Please reproduce every record, keeping each one exactly as written.

(begin)

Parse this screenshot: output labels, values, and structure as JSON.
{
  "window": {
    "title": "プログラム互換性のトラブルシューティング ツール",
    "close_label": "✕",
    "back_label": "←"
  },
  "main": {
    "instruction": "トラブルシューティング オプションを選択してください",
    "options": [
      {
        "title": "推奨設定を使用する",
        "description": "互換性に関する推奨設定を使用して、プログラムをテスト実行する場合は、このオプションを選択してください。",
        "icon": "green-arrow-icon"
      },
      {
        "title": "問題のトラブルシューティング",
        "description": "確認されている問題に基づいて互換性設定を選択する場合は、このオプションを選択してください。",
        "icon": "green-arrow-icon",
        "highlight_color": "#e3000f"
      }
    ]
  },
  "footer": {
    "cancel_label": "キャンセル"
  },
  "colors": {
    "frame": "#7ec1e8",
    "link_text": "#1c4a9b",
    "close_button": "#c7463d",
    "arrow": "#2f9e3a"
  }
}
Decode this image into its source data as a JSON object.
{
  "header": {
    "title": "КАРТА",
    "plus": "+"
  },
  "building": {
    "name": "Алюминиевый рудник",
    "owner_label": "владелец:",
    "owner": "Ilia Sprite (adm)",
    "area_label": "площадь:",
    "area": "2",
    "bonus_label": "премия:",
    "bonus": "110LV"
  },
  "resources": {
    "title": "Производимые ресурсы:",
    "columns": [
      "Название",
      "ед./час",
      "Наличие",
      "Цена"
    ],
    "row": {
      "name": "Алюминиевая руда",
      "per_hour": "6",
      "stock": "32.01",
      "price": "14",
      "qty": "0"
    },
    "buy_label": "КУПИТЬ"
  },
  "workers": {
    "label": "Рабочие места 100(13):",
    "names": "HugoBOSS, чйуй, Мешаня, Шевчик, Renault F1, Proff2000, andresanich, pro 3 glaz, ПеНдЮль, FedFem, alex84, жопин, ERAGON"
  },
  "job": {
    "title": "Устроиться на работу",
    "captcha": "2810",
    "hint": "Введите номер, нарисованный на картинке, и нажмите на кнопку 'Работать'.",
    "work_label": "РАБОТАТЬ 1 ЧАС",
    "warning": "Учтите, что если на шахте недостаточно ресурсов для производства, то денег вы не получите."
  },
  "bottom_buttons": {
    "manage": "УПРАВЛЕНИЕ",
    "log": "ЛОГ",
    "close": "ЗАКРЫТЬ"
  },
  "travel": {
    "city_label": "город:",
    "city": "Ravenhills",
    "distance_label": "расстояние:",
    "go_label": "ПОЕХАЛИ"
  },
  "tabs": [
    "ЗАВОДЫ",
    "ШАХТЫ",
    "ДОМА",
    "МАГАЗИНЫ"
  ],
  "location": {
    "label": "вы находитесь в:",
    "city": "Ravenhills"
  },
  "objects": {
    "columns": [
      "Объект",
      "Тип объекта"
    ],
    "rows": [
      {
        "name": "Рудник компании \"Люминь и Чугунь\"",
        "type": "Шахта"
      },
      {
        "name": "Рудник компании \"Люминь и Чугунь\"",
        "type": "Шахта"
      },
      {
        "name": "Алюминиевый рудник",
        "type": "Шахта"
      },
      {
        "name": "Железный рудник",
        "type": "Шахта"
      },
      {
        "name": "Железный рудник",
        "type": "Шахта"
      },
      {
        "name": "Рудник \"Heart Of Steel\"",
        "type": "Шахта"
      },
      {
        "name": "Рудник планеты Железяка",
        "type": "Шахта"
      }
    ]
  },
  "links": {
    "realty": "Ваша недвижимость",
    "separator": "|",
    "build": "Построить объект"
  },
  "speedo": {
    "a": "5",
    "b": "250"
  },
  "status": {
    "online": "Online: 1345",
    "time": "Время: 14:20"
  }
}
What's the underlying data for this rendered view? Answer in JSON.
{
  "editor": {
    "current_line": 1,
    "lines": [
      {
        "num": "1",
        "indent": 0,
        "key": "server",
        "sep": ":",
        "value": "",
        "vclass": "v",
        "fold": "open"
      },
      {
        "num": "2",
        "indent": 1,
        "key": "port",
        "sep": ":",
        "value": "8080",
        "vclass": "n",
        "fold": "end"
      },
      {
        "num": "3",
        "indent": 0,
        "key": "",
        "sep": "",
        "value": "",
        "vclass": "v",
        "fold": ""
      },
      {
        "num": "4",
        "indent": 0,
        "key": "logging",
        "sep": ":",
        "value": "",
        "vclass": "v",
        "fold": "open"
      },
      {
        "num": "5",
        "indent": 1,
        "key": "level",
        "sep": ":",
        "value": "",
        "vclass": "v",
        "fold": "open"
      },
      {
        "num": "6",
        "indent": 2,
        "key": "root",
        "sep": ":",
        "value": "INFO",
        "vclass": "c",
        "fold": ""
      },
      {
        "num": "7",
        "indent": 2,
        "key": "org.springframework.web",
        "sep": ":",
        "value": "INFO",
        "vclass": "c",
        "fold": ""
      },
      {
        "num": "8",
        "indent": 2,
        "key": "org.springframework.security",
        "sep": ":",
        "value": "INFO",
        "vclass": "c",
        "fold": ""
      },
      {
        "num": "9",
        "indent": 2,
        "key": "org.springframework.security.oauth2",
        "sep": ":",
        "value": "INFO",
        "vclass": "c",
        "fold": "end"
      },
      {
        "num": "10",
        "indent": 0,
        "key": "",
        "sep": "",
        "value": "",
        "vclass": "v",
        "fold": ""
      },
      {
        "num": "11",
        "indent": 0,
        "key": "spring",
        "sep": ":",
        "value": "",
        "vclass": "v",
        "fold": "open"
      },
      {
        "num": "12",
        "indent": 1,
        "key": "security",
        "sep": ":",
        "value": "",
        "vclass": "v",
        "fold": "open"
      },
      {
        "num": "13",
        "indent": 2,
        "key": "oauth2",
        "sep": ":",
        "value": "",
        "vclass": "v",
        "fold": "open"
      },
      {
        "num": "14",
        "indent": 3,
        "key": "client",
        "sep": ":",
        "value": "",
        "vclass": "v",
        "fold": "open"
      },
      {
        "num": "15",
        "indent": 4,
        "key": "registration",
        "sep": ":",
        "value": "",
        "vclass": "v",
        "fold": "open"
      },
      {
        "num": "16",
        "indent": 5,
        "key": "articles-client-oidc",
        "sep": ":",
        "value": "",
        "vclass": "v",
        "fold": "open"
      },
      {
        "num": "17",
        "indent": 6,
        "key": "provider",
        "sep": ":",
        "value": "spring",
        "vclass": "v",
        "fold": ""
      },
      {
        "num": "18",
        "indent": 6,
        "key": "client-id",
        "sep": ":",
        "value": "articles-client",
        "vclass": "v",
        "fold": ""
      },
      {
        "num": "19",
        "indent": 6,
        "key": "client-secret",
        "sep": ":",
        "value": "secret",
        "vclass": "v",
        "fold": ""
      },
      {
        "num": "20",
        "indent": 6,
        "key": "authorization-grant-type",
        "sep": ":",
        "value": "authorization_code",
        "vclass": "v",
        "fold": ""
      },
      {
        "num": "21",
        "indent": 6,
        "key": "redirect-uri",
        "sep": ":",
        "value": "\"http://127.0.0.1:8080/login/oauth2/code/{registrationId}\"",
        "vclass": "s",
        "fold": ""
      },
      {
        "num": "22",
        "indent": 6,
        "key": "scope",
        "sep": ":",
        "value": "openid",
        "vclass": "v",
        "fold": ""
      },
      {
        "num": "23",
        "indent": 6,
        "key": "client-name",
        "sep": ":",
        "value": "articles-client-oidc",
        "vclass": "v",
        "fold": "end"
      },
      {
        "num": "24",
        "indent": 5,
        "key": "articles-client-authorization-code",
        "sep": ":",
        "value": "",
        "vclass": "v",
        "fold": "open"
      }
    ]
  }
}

(end)

— Reply to the exercise —
Parse this screenshot: output labels, values, and structure as JSON.
{
  "window": {
    "title": "プログラム互換性のトラブルシューティング ツール",
    "close_label": "✕",
    "back_label": "←"
  },
  "main": {
    "instruction": "トラブルシューティング オプションを選択してください",
    "options": [
      {
        "title": "推奨設定を使用する",
        "description": "互換性に関する推奨設定を使用して、プログラムをテスト実行する場合は、このオプションを選択してください。",
        "icon": "green-arrow-icon"
      },
      {
        "title": "問題のトラブルシューティング",
        "description": "確認されている問題に基づいて互換性設定を選択する場合は、このオプションを選択してください。",
        "icon": "green-arrow-icon",
        "highlight_color": "#e3000f"
      }
    ]
  },
  "footer": {
    "cancel_label": "キャンセル"
  },
  "colors": {
    "frame": "#7ec1e8",
    "link_text": "#1c4a9b",
    "close_button": "#c7463d",
    "arrow": "#2f9e3a"
  }
}
Decode this image into its source data as a JSON object.
{
  "header": {
    "title": "КАРТА",
    "plus": "+"
  },
  "building": {
    "name": "Алюминиевый рудник",
    "owner_label": "владелец:",
    "owner": "Ilia Sprite (adm)",
    "area_label": "площадь:",
    "area": "2",
    "bonus_label": "премия:",
    "bonus": "110LV"
  },
  "resources": {
    "title": "Производимые ресурсы:",
    "columns": [
      "Название",
      "ед./час",
      "Наличие",
      "Цена"
    ],
    "row": {
      "name": "Алюминиевая руда",
      "per_hour": "6",
      "stock": "32.01",
      "price": "14",
      "qty": "0"
    },
    "buy_label": "КУПИТЬ"
  },
  "workers": {
    "label": "Рабочие места 100(13):",
    "names": "HugoBOSS, чйуй, Мешаня, Шевчик, Renault F1, Proff2000, andresanich, pro 3 glaz, ПеНдЮль, FedFem, alex84, жопин, ERAGON"
  },
  "job": {
    "title": "Устроиться на работу",
    "captcha": "2810",
    "hint": "Введите номер, нарисованный на картинке, и нажмите на кнопку 'Работать'.",
    "work_label": "РАБОТАТЬ 1 ЧАС",
    "warning": "Учтите, что если на шахте недостаточно ресурсов для производства, то денег вы не получите."
  },
  "bottom_buttons": {
    "manage": "УПРАВЛЕНИЕ",
    "log": "ЛОГ",
    "close": "ЗАКРЫТЬ"
  },
  "travel": {
    "city_label": "город:",
    "city": "Ravenhills",
    "distance_label": "расстояние:",
    "go_label": "ПОЕХАЛИ"
  },
  "tabs": [
    "ЗАВОДЫ",
    "ШАХТЫ",
    "ДОМА",
    "МАГАЗИНЫ"
  ],
  "location": {
    "label": "вы находитесь в:",
    "city": "Ravenhills"
  },
  "objects": {
    "columns": [
      "Объект",
      "Тип объекта"
    ],
    "rows": [
      {
        "name": "Рудник компании \"Люминь и Чугунь\"",
        "type": "Шахта"
      },
      {
        "name": "Рудник компании \"Люминь и Чугунь\"",
        "type": "Шахта"
      },
      {
        "name": "Алюминиевый рудник",
        "type": "Шахта"
      },
      {
        "name": "Железный рудник",
        "type": "Шахта"
      },
      {
        "name": "Железный рудник",
        "type": "Шахта"
      },
      {
        "name": "Рудник \"Heart Of Steel\"",
        "type": "Шахта"
      },
      {
        "name": "Рудник планеты Железяка",
        "type": "Шахта"
      }
    ]
  },
  "links": {
    "realty": "Ваша недвижимость",
    "separator": "|",
    "build": "Построить объект"
  },
  "speedo": {
    "a": "5",
    "b": "250"
  },
  "status": {
    "online": "Online: 1345",
    "time": "Время: 14:20"
  }
}
What's the underlying data for this rendered view? Answer in JSON.
{
  "editor": {
    "current_line": 1,
    "lines": [
      {
        "num": "1",
        "indent": 0,
        "key": "server",
        "sep": ":",
        "value": "",
        "vclass": "v",
        "fold": "open"
      },
      {
        "num": "2",
        "indent": 1,
        "key": "port",
        "sep": ":",
        "value": "8080",
        "vclass": "n",
        "fold": "end"
      },
      {
        "num": "3",
        "indent": 0,
        "key": "",
        "sep": "",
        "value": "",
        "vclass": "v",
        "fold": ""
      },
      {
        "num": "4",
        "indent": 0,
        "key": "logging",
        "sep": ":",
        "value": "",
        "vclass": "v",
        "fold": "open"
      },
      {
        "num": "5",
        "indent": 1,
        "key": "level",
        "sep": ":",
        "value": "",
        "vclass": "v",
        "fold": "open"
      },
      {
        "num": "6",
        "indent": 2,
        "key": "root",
        "sep": ":",
        "value": "INFO",
        "vclass": "c",
        "fold": ""
      },
      {
        "num": "7",
        "indent": 2,
        "key": "org.springframework.web",
        "sep": ":",
        "value": "INFO",
        "vclass": "c",
        "fold": ""
      },
      {
        "num": "8",
        "indent": 2,
        "key": "org.springframework.security",
        "sep": ":",
        "value": "INFO",
        "vclass": "c",
        "fold": ""
      },
      {
        "num": "9",
        "indent": 2,
        "key": "org.springframework.security.oauth2",
        "sep": ":",
        "value": "INFO",
        "vclass": "c",
        "fold": "end"
      },
      {
        "num": "10",
        "indent": 0,
        "key": "",
        "sep": "",
        "value": "",
        "vclass": "v",
        "fold": ""
      },
      {
        "num": "11",
        "indent": 0,
        "key": "spring",
        "sep": ":",
        "value": "",
        "vclass": "v",
        "fold": "open"
      },
      {
        "num": "12",
        "indent": 1,
        "key": "security",
        "sep": ":",
        "value": "",
        "vclass": "v",
        "fold": "open"
      },
      {
        "num": "13",
        "indent": 2,
        "key": "oauth2",
        "sep": ":",
        "value": "",
        "vclass": "v",
        "fold": "open"
      },
      {
        "num": "14",
        "indent": 3,
        "key": "client",
        "sep": ":",
        "value": "",
        "vclass": "v",
        "fold": "open"
      },
      {
        "num": "15",
        "indent": 4,
        "key": "registration",
        "sep": ":",
        "value": "",
        "vclass": "v",
        "fold": "open"
      },
      {
        "num": "16",
        "indent": 5,
        "key": "articles-client-oidc",
        "sep": ":",
        "value": "",
        "vclass": "v",
        "fold": "open"
      },
      {
        "num": "17",
        "indent": 6,
        "key": "provider",
        "sep": ":",
        "value": "spring",
        "vclass": "v",
        "fold": ""
      },
      {
        "num": "18",
        "indent": 6,
        "key": "client-id",
        "sep": ":",
        "value": "articles-client",
        "vclass": "v",
        "fold": ""
      },
      {
        "num": "19",
        "indent": 6,
        "key": "client-secret",
        "sep": ":",
        "value": "secret",
        "vclass": "v",
        "fold": ""
      },
      {
        "num": "20",
        "indent": 6,
        "key": "authorization-grant-type",
        "sep": ":",
        "value": "authorization_code",
        "vclass": "v",
        "fold": ""
      },
      {
        "num": "21",
        "indent": 6,
        "key": "redirect-uri",
        "sep": ":",
        "value": "\"http://127.0.0.1:8080/login/oauth2/code/{registrationId}\"",
        "vclass": "s",
        "fold": ""
      },
      {
        "num": "22",
        "indent": 6,
        "key": "scope",
        "sep": ":",
        "value": "openid",
        "vclass": "v",
        "fold": ""
      },
      {
        "num": "23",
        "indent": 6,
        "key": "client-name",
        "sep": ":",
        "value": "articles-client-oidc",
        "vclass": "v",
        "fold": "end"
      },
      {
        "num": "24",
        "indent": 5,
        "key": "articles-client-authorization-code",
        "sep": ":",
        "value": "",
        "vclass": "v",
        "fold": "open"
      }
    ]
  }
}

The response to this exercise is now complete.